The problem: Report each line of the data that has "TradeWave" somewhere in it.

Records:

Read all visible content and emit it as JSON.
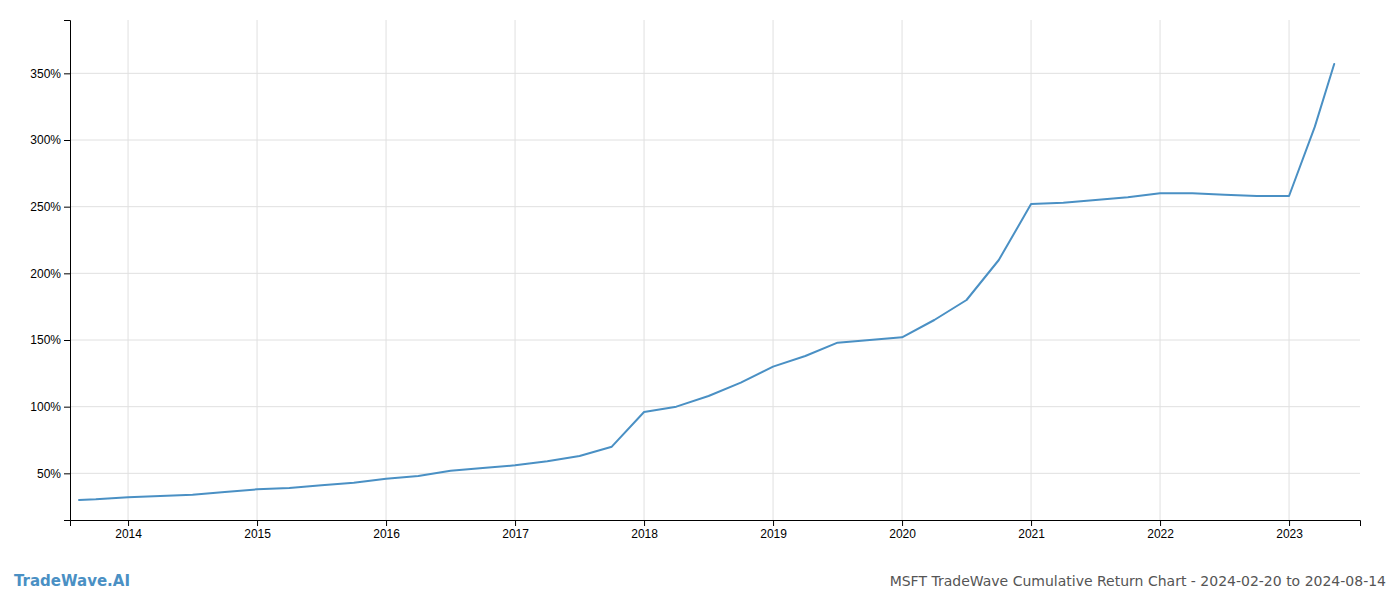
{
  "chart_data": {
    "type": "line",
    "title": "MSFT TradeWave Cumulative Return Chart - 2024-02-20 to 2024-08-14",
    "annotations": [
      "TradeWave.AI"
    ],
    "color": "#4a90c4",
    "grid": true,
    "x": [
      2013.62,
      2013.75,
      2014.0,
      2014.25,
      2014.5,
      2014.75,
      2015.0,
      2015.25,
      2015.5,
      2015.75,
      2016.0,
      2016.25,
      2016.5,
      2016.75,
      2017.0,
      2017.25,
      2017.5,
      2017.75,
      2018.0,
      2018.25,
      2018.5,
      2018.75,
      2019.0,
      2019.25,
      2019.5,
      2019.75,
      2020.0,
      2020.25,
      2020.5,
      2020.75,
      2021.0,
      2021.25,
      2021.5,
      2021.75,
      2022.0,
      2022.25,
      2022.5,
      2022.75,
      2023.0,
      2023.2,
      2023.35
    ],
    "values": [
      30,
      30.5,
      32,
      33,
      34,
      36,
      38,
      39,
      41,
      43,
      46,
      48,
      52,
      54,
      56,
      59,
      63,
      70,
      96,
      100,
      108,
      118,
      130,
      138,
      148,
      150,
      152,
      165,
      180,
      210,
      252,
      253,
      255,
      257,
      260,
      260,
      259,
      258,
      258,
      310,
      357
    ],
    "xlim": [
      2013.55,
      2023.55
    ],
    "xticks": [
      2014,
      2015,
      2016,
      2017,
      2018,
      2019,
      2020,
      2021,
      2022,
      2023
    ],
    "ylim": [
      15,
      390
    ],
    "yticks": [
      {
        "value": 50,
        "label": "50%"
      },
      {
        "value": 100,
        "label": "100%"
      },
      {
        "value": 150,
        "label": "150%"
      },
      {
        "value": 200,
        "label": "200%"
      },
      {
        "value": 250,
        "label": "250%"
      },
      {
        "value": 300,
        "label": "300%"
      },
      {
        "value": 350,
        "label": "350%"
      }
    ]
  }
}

Solution:
    "title": "MSFT TradeWave Cumulative Return Chart - 2024-02-20 to 2024-08-14",
      "TradeWave.AI"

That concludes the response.